begin DATA EXCERPTS

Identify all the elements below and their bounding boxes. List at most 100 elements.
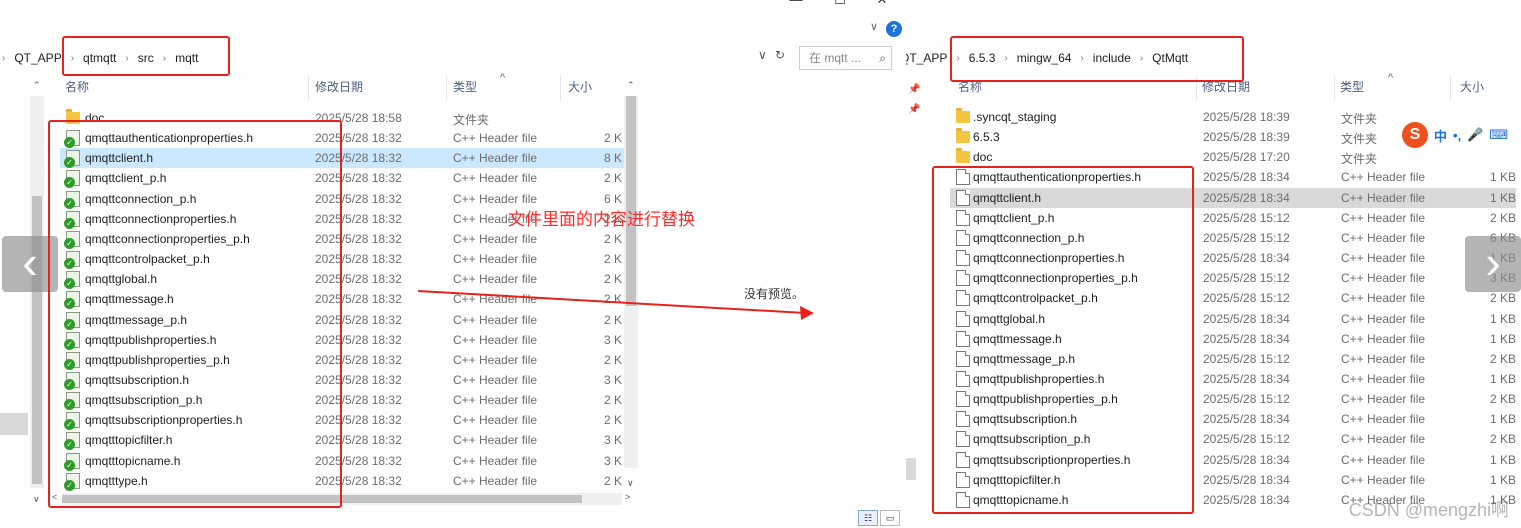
ime-punctuation-toggle[interactable]: •, — [1453, 128, 1461, 143]
refresh-icon[interactable]: ↻ — [775, 48, 785, 62]
annotation-box-source-files — [48, 120, 342, 508]
file-type: C++ Header file — [453, 171, 538, 186]
file-size: 2 KB — [1489, 392, 1516, 407]
file-date: 2025/5/28 18:34 — [1203, 190, 1290, 205]
file-size: 1 KB — [1489, 311, 1516, 326]
file-date: 2025/5/28 15:12 — [1203, 351, 1290, 366]
search-input[interactable]: 在 mqtt ... ⌕ — [799, 46, 892, 70]
column-divider[interactable] — [446, 76, 447, 100]
help-button[interactable]: ? — [886, 21, 902, 37]
file-type: C++ Header file — [453, 473, 538, 488]
file-type: C++ Header file — [453, 332, 538, 347]
scroll-down-icon[interactable]: ∨ — [627, 478, 634, 489]
folder-icon — [956, 148, 970, 164]
scroll-right-icon[interactable]: > — [625, 492, 630, 502]
annotation-box-target-path — [950, 36, 1244, 82]
file-date: 2025/5/28 18:34 — [1203, 170, 1290, 185]
breadcrumb-qt-app[interactable]: QT_APP — [906, 51, 947, 65]
title-bar: — ☐ ✕ ∨ ? — [0, 0, 906, 38]
file-type: 文件夹 — [1341, 132, 1378, 147]
file-date: 2025/5/28 18:39 — [1203, 110, 1290, 124]
file-type: C++ Header file — [453, 131, 538, 146]
nav-selected-item[interactable] — [906, 458, 916, 480]
file-name: 6.5.3 — [973, 130, 1000, 145]
column-divider[interactable] — [1450, 76, 1451, 100]
file-type: 文件夹 — [1341, 152, 1378, 167]
file-size: 2 K — [603, 272, 622, 287]
file-type: C++ Header file — [453, 272, 538, 287]
file-date: 2025/5/28 15:12 — [1203, 291, 1290, 306]
column-header-type[interactable]: 类型 — [453, 78, 477, 100]
microphone-icon[interactable]: 🎤 — [1467, 127, 1483, 143]
file-type: C++ Header file — [1341, 472, 1426, 487]
column-header-type[interactable]: 类型 — [1340, 78, 1364, 100]
file-type: C++ Header file — [453, 413, 538, 428]
file-list-scrollbar[interactable] — [624, 96, 638, 468]
file-size: 3 K — [603, 453, 622, 468]
preview-view-icon[interactable]: ▭ — [880, 510, 900, 526]
file-date: 2025/5/28 18:34 — [1203, 371, 1290, 386]
keyboard-icon[interactable]: ⌨ — [1489, 127, 1508, 143]
file-type: C++ Header file — [453, 312, 538, 327]
next-image-button[interactable]: › — [1465, 236, 1521, 292]
file-list-scrollbar-thumb[interactable] — [626, 96, 636, 306]
file-size: 8 K — [603, 151, 622, 166]
breadcrumb-qt-app[interactable]: QT_APP — [14, 51, 61, 65]
file-name: doc — [973, 150, 993, 165]
close-button[interactable]: ✕ — [868, 0, 896, 10]
file-type: C++ Header file — [1341, 251, 1426, 266]
file-type: C++ Header file — [453, 151, 538, 166]
sogou-logo-icon[interactable]: S — [1402, 122, 1428, 148]
scroll-up-icon[interactable]: ⌃ — [627, 80, 635, 91]
pin-icon[interactable]: 📌 — [908, 84, 920, 95]
nav-selected-item[interactable] — [0, 413, 28, 435]
file-size: 3 K — [603, 433, 622, 448]
file-date: 2025/5/28 15:12 — [1203, 210, 1290, 225]
column-header-name[interactable]: 名称 — [65, 78, 89, 100]
file-date: 2025/5/28 15:12 — [1203, 392, 1290, 407]
file-date: 2025/5/28 18:34 — [1203, 412, 1290, 427]
file-type: C++ Header file — [1341, 331, 1426, 346]
column-divider[interactable] — [1334, 76, 1335, 100]
file-size: 1 KB — [1489, 170, 1516, 185]
maximize-button[interactable]: ☐ — [826, 0, 854, 10]
sort-ascending-icon: ^ — [1388, 72, 1394, 84]
file-size: 2 KB — [1489, 432, 1516, 447]
file-type: C++ Header file — [453, 453, 538, 468]
chevron-down-icon[interactable]: ∨ — [870, 20, 878, 33]
file-type: C++ Header file — [453, 292, 538, 307]
file-date: 2025/5/28 15:12 — [1203, 230, 1290, 245]
column-divider[interactable] — [308, 76, 309, 100]
scroll-down-icon[interactable]: ∨ — [33, 494, 40, 505]
file-size: 1 KB — [1489, 190, 1516, 205]
column-header-date[interactable]: 修改日期 — [315, 78, 363, 100]
details-view-icon[interactable]: ☷ — [858, 510, 878, 526]
file-size: 2 K — [603, 171, 622, 186]
file-type: C++ Header file — [1341, 311, 1426, 326]
folder-icon — [956, 128, 970, 144]
file-type: C++ Header file — [453, 372, 538, 387]
search-icon: ⌕ — [879, 51, 886, 65]
file-date: 2025/5/28 18:34 — [1203, 251, 1290, 266]
file-size: 3 K — [603, 372, 622, 387]
file-type: C++ Header file — [453, 252, 538, 267]
file-date: 2025/5/28 17:20 — [1203, 150, 1290, 165]
file-size: 1 KB — [1489, 371, 1516, 386]
file-type: C++ Header file — [1341, 271, 1426, 286]
file-type: 文件夹 — [453, 113, 490, 127]
search-placeholder: 在 mqtt ... — [809, 51, 862, 65]
folder-row[interactable]: doc 2025/5/28 17:20 文件夹 — [950, 147, 1516, 167]
nav-scrollbar[interactable] — [30, 96, 44, 488]
file-type: C++ Header file — [1341, 291, 1426, 306]
column-header-size[interactable]: 大小 — [568, 78, 592, 100]
file-type: C++ Header file — [453, 393, 538, 408]
scroll-up-icon[interactable]: ⌃ — [33, 80, 41, 91]
file-size: 2 K — [603, 292, 622, 307]
address-dropdown-icon[interactable]: ∨ — [758, 48, 767, 62]
minimize-button[interactable]: — — [782, 0, 810, 10]
file-type: C++ Header file — [1341, 452, 1426, 467]
column-header-size[interactable]: 大小 — [1460, 78, 1484, 100]
column-divider[interactable] — [560, 76, 561, 100]
pin-icon[interactable]: 📌 — [908, 104, 920, 115]
ime-language-toggle[interactable]: 中 — [1434, 126, 1447, 145]
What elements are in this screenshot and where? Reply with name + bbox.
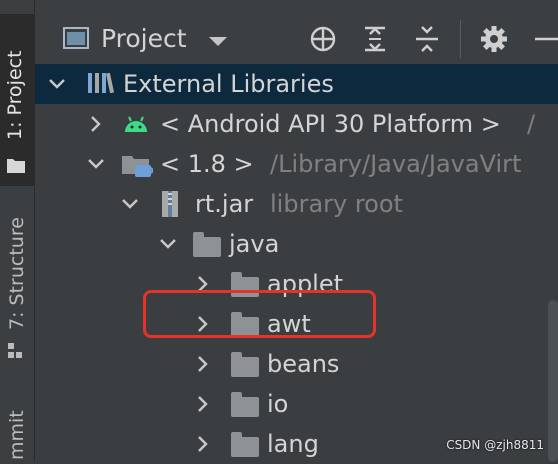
project-tree: External Libraries < Android API 30 Plat… (35, 64, 558, 462)
tree-node-io[interactable]: io (35, 384, 558, 424)
jar-archive-icon (162, 191, 178, 217)
commit-tab-label[interactable]: mmit (6, 410, 28, 460)
annotation-highlight (143, 290, 376, 338)
structure-icon (8, 343, 22, 358)
tree-node-label: rt.jar (195, 190, 254, 218)
chevron-right-icon[interactable] (193, 354, 213, 374)
chevron-down-icon[interactable] (158, 234, 178, 254)
chevron-right-icon[interactable] (193, 394, 213, 414)
toolbar-divider (460, 20, 461, 58)
chevron-right-icon[interactable] (86, 114, 106, 134)
tree-node-label: beans (267, 350, 340, 378)
project-header: Project (35, 14, 558, 64)
tree-node-hint: library root (270, 190, 403, 218)
folder-icon (7, 159, 25, 173)
android-icon (125, 116, 147, 132)
gear-icon[interactable] (479, 24, 509, 54)
tree-node-label: < 1.8 > (160, 150, 254, 178)
tree-node-android-sdk[interactable]: < Android API 30 Platform > / (35, 104, 558, 144)
tool-window-strip: 1: Project 7: Structure mmit (0, 0, 35, 462)
expand-all-icon[interactable] (360, 24, 390, 54)
watermark: CSDN @zjh8811 (446, 438, 544, 452)
package-folder-icon (193, 232, 221, 257)
chevron-down-icon[interactable] (86, 154, 106, 174)
package-folder-icon (231, 352, 259, 377)
project-view-title[interactable]: Project (101, 24, 187, 53)
library-icon (88, 72, 115, 94)
package-folder-icon (231, 392, 259, 417)
tree-node-rt-jar[interactable]: rt.jar library root (35, 184, 558, 224)
chevron-right-icon[interactable] (193, 434, 213, 454)
locate-icon[interactable] (308, 24, 338, 54)
collapse-all-icon[interactable] (412, 24, 442, 54)
top-strip (0, 0, 558, 15)
jdk-folder-icon (122, 156, 153, 177)
project-tab-label[interactable]: 1: Project (4, 50, 26, 140)
chevron-down-icon[interactable] (47, 74, 67, 94)
tree-node-label: External Libraries (123, 70, 334, 98)
tree-node-external-libraries[interactable]: External Libraries (35, 64, 558, 104)
tree-node-path: / (527, 110, 536, 138)
tree-node-label: java (229, 230, 280, 258)
tree-node-path: /Library/Java/JavaVirt (270, 150, 522, 178)
structure-tab-label[interactable]: 7: Structure (6, 217, 28, 330)
vertical-scrollbar[interactable] (548, 300, 558, 462)
chevron-down-icon[interactable] (209, 37, 227, 46)
tree-node-label: < Android API 30 Platform > (160, 110, 501, 138)
project-window-icon (63, 27, 89, 49)
tree-node-label: io (267, 390, 289, 418)
tree-node-beans[interactable]: beans (35, 344, 558, 384)
tree-node-label: lang (267, 430, 319, 458)
tree-node-java[interactable]: java (35, 224, 558, 264)
package-folder-icon (231, 432, 259, 457)
project-tool-tab[interactable]: 1: Project (0, 14, 34, 186)
hide-icon[interactable] (531, 24, 558, 54)
chevron-down-icon[interactable] (120, 194, 140, 214)
tree-node-jdk[interactable]: < 1.8 > /Library/Java/JavaVirt (35, 144, 558, 184)
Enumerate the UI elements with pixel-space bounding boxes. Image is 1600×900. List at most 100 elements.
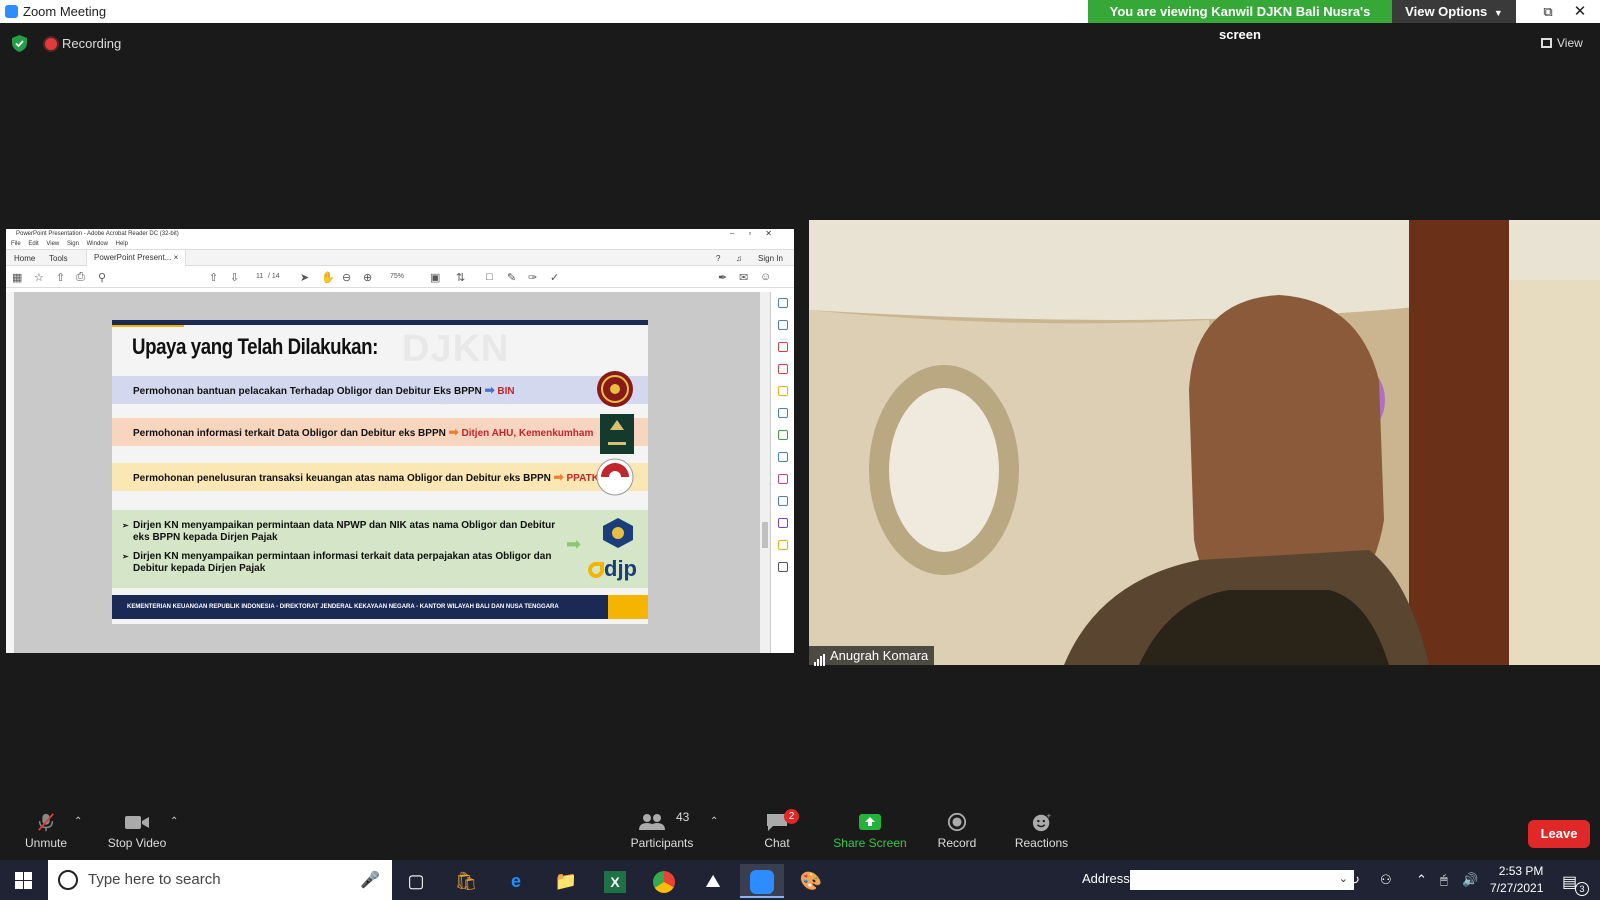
windows-start-button[interactable] bbox=[15, 872, 32, 889]
scrollbar-thumb[interactable] bbox=[762, 522, 768, 548]
menu-help[interactable]: Help bbox=[116, 241, 128, 247]
unmute-button[interactable]: Unmute bbox=[20, 812, 72, 850]
photos-icon[interactable]: ⛰ bbox=[691, 864, 735, 898]
slide-row-ahu: Permohonan informasi terkait Data Obligo… bbox=[112, 418, 648, 446]
create-pdf-icon[interactable] bbox=[778, 364, 788, 374]
refresh-icon[interactable]: ↻ bbox=[1349, 872, 1360, 888]
menu-file[interactable]: File bbox=[11, 241, 21, 247]
fill-sign-icon[interactable]: ✒ bbox=[718, 271, 727, 284]
file-explorer-icon[interactable]: 📁 bbox=[544, 864, 588, 898]
audio-options-chevron-up-icon[interactable]: ⌃ bbox=[74, 816, 82, 827]
email-icon[interactable]: ✉ bbox=[739, 271, 748, 284]
paint-icon[interactable]: 🎨 bbox=[789, 864, 833, 898]
sign-in-link[interactable]: Sign In bbox=[758, 254, 783, 263]
record-button[interactable]: Record bbox=[934, 812, 980, 850]
task-view-icon[interactable]: ▢ bbox=[394, 864, 438, 898]
acrobat-tools-pane bbox=[770, 292, 794, 653]
left-panel-collapse[interactable] bbox=[6, 292, 14, 653]
unmute-label: Unmute bbox=[24, 836, 68, 850]
settings-tool-icon[interactable] bbox=[778, 562, 788, 572]
print-icon[interactable]: ⎙ bbox=[76, 271, 85, 284]
microsoft-store-icon[interactable]: 🛍 bbox=[444, 864, 488, 898]
search-tool-icon[interactable] bbox=[778, 298, 788, 308]
upload-icon[interactable]: ⇧ bbox=[56, 271, 65, 284]
zoom-search-icon[interactable]: ⚲ bbox=[98, 271, 106, 284]
scan-ocr-icon[interactable] bbox=[778, 452, 788, 462]
slide-bullet-item: Dirjen KN menyampaikan permintaan inform… bbox=[122, 551, 562, 575]
stamp-icon[interactable]: ✓ bbox=[550, 271, 559, 284]
highlight-pen-icon[interactable]: ✎ bbox=[507, 271, 516, 284]
view-options-button[interactable]: View Options ▼ bbox=[1392, 0, 1516, 23]
comment-icon[interactable]: □ bbox=[486, 271, 493, 283]
edit-pdf-icon[interactable] bbox=[778, 342, 788, 352]
slide-bullet-item: Dirjen KN menyampaikan permintaan data N… bbox=[122, 520, 562, 544]
zoom-taskbar-icon[interactable] bbox=[740, 864, 784, 898]
protect-icon[interactable] bbox=[778, 496, 788, 506]
page-number[interactable]: 11 bbox=[256, 273, 263, 280]
draw-icon[interactable]: ✑ bbox=[528, 271, 537, 284]
request-signature-icon[interactable] bbox=[778, 518, 788, 528]
bookmark-star-icon[interactable]: ☆ bbox=[34, 271, 44, 284]
menu-sign[interactable]: Sign bbox=[67, 241, 79, 247]
export-pdf-icon[interactable] bbox=[778, 320, 788, 330]
document-viewport[interactable]: DJKN ACTION Upaya yang Telah Dilakukan: … bbox=[6, 292, 794, 653]
chrome-icon[interactable] bbox=[642, 864, 686, 898]
address-input[interactable]: ⌄ bbox=[1130, 870, 1354, 890]
combine-files-icon[interactable] bbox=[778, 408, 788, 418]
close-icon: ✕ bbox=[1573, 3, 1587, 20]
next-page-icon[interactable]: ⇩ bbox=[230, 271, 239, 284]
scroll-mode-icon[interactable]: ⇅ bbox=[456, 271, 465, 284]
stop-video-button[interactable]: Stop Video bbox=[104, 812, 170, 850]
share-user-icon[interactable]: ☺ bbox=[760, 271, 771, 283]
participants-options-chevron-up-icon[interactable]: ⌃ bbox=[710, 816, 718, 827]
fit-page-icon[interactable]: ▣ bbox=[430, 271, 440, 284]
tab-tools[interactable]: Tools bbox=[49, 254, 68, 263]
share-screen-button[interactable]: Share Screen bbox=[832, 812, 908, 850]
network-icon[interactable]: 🖱 bbox=[1440, 872, 1448, 888]
bell-icon[interactable]: ♫ bbox=[736, 254, 742, 263]
people-icon[interactable]: ⚇ bbox=[1380, 872, 1392, 888]
taskbar-search-box[interactable]: Type here to search 🎤 bbox=[48, 860, 392, 900]
close-window-button[interactable]: ✕ bbox=[1560, 0, 1600, 23]
tab-document[interactable]: PowerPoint Present... × bbox=[86, 250, 187, 266]
fill-sign-tool-icon[interactable] bbox=[778, 474, 788, 484]
arrow-right-icon: ➡ bbox=[448, 425, 459, 439]
save-icon[interactable]: ▦ bbox=[12, 271, 22, 284]
document-scrollbar[interactable] bbox=[760, 292, 770, 653]
leave-button[interactable]: Leave bbox=[1528, 820, 1590, 848]
help-icon[interactable]: ? bbox=[716, 254, 720, 263]
zoom-out-icon[interactable]: ⊖ bbox=[342, 271, 351, 284]
taskbar-clock[interactable]: 2:53 PM 7/27/2021 bbox=[1490, 863, 1543, 897]
menu-window[interactable]: Window bbox=[87, 241, 108, 247]
more-tools-icon[interactable] bbox=[778, 540, 788, 550]
restore-icon: ⧉ bbox=[1543, 4, 1553, 19]
prev-page-icon[interactable]: ⇧ bbox=[209, 271, 218, 284]
chevron-down-icon[interactable]: ⌄ bbox=[1339, 872, 1348, 885]
shared-screen[interactable]: PowerPoint Presentation - Adobe Acrobat … bbox=[6, 229, 794, 653]
edge-browser-icon[interactable]: e bbox=[494, 864, 538, 898]
organize-pages-icon[interactable] bbox=[778, 430, 788, 440]
djp-logo-text: djp bbox=[604, 556, 637, 581]
tab-home[interactable]: Home bbox=[14, 254, 35, 263]
encryption-shield-icon[interactable] bbox=[12, 35, 27, 52]
show-hidden-icons-chevron-up-icon[interactable]: ⌃ bbox=[1416, 872, 1427, 888]
reactions-button[interactable]: + Reactions bbox=[1011, 812, 1073, 850]
zoom-in-icon[interactable]: ⊕ bbox=[363, 271, 372, 284]
recording-indicator[interactable]: Recording bbox=[45, 36, 121, 51]
excel-icon[interactable]: X bbox=[593, 864, 637, 898]
menu-view[interactable]: View bbox=[46, 241, 59, 247]
select-cursor-icon[interactable]: ➤ bbox=[300, 271, 309, 284]
arrow-right-icon: ➡ bbox=[566, 534, 582, 554]
volume-icon[interactable]: 🔊 bbox=[1462, 872, 1478, 888]
menu-edit[interactable]: Edit bbox=[28, 241, 38, 247]
view-layout-button[interactable]: View bbox=[1541, 36, 1583, 50]
zoom-level[interactable]: 75% bbox=[390, 273, 404, 280]
video-options-chevron-up-icon[interactable]: ⌃ bbox=[170, 816, 178, 827]
meeting-controls-bar bbox=[0, 805, 1600, 860]
bin-logo-icon bbox=[597, 371, 633, 407]
comment-tool-icon[interactable] bbox=[778, 386, 788, 396]
microphone-icon[interactable]: 🎤 bbox=[360, 870, 380, 890]
participants-label: Participants bbox=[630, 836, 694, 850]
hand-tool-icon[interactable]: ✋ bbox=[321, 271, 335, 284]
participant-video[interactable] bbox=[809, 220, 1600, 665]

end DATA EXCERPTS

Copy the lines of data from the line with "ime-punctuation-toggle[interactable]: •, —" up to and including the line with "help-button[interactable]: ? —", reproducing each one without any change.

ime-punctuation-toggle[interactable]: •, — [1453, 128, 1461, 143]
refresh-icon[interactable]: ↻ — [775, 48, 785, 62]
annotation-box-source-files — [48, 120, 342, 508]
file-type: C++ Header file — [453, 171, 538, 186]
file-size: 2 KB — [1489, 392, 1516, 407]
file-date: 2025/5/28 18:34 — [1203, 190, 1290, 205]
file-size: 1 KB — [1489, 311, 1516, 326]
file-date: 2025/5/28 15:12 — [1203, 351, 1290, 366]
search-input[interactable]: 在 mqtt ... ⌕ — [799, 46, 892, 70]
column-divider[interactable] — [446, 76, 447, 100]
help-button[interactable]: ? — [886, 21, 902, 37]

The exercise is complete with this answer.